## [WORK TO BE COMPLETED]
Examine the material below. Gather every line in which the string "TradingView" appears.

## [Entries with figure data]
<<<<

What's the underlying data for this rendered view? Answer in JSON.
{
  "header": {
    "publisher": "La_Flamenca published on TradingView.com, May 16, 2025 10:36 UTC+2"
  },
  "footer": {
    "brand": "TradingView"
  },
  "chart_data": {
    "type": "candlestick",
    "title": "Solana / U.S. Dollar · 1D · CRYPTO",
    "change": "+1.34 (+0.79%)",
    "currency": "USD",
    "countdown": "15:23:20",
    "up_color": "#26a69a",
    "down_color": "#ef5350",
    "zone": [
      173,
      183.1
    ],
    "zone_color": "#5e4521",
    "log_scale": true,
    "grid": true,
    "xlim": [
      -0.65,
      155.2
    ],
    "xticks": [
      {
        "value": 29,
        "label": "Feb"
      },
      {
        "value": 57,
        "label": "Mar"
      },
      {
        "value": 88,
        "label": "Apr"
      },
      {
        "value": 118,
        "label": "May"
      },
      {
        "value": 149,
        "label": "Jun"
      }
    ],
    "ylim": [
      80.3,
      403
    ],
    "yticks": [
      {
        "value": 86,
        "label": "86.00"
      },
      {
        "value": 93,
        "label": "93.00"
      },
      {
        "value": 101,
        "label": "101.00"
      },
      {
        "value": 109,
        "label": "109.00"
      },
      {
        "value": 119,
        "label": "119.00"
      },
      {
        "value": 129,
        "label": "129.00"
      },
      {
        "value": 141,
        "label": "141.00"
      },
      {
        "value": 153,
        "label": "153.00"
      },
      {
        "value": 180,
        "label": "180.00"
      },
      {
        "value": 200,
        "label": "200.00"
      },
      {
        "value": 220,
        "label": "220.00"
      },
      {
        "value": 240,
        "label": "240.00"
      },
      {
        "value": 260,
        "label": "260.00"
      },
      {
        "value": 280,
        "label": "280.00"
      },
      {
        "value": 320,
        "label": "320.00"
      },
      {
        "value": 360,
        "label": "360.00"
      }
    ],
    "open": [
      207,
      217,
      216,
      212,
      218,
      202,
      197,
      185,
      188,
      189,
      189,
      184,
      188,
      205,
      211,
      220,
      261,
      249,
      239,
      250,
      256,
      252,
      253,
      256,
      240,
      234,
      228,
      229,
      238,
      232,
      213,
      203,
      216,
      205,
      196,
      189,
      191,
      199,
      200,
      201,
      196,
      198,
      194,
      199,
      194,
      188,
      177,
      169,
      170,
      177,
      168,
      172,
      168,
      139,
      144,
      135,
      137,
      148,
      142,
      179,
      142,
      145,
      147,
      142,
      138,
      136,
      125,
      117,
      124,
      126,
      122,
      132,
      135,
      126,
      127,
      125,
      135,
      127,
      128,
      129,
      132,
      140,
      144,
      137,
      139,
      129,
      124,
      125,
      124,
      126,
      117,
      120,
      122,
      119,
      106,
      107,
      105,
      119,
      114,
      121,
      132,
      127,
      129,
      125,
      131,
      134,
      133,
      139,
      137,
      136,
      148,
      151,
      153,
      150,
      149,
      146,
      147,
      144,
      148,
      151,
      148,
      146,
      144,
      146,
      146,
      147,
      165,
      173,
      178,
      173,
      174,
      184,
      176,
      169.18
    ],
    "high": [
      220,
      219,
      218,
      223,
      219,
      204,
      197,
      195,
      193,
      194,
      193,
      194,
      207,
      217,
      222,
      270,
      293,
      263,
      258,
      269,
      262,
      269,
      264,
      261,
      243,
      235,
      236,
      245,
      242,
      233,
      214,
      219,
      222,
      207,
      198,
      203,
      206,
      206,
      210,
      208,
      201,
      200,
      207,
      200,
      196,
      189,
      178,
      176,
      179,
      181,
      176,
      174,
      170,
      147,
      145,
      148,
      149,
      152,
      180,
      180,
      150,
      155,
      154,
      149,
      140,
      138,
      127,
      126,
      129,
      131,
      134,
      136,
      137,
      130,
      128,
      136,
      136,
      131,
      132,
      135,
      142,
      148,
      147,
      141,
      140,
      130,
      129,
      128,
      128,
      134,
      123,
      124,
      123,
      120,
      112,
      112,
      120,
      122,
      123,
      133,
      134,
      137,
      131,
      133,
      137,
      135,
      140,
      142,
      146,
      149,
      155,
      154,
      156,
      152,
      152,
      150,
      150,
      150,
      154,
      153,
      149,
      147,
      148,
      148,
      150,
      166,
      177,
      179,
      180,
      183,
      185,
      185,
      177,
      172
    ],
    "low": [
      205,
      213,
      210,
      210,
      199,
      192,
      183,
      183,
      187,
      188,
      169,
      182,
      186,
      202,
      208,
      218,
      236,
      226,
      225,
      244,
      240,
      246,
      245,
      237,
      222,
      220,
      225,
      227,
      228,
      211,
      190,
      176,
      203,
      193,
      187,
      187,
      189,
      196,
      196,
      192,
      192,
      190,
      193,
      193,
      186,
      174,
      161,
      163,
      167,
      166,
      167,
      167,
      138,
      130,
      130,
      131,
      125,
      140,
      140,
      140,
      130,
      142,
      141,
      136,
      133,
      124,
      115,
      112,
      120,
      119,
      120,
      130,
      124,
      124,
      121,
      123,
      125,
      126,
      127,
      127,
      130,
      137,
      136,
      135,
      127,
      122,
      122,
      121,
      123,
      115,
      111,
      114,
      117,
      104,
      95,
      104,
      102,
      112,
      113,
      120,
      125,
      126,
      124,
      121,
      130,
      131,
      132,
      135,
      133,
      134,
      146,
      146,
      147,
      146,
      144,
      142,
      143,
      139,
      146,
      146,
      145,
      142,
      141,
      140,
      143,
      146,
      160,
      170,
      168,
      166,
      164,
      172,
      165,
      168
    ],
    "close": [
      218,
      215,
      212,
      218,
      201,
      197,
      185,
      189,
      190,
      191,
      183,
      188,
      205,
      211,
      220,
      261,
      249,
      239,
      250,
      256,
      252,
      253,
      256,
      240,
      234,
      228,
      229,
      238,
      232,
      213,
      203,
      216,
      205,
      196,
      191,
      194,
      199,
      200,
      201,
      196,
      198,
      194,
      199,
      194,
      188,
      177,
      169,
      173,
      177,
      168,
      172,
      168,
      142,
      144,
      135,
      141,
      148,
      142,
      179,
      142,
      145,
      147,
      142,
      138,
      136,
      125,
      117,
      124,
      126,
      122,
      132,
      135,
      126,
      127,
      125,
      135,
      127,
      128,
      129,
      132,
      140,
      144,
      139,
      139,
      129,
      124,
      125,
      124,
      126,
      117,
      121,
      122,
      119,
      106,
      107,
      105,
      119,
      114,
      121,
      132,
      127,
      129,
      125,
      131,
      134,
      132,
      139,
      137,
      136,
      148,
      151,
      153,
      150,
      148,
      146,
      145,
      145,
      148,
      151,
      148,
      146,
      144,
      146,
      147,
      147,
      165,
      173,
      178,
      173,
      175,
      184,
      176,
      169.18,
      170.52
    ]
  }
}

>>>>

## [RESULT FOR THIS EXERCISE]
    "publisher": "La_Flamenca published on TradingView.com, May 16, 2025 10:36 UTC+2"
    "brand": "TradingView"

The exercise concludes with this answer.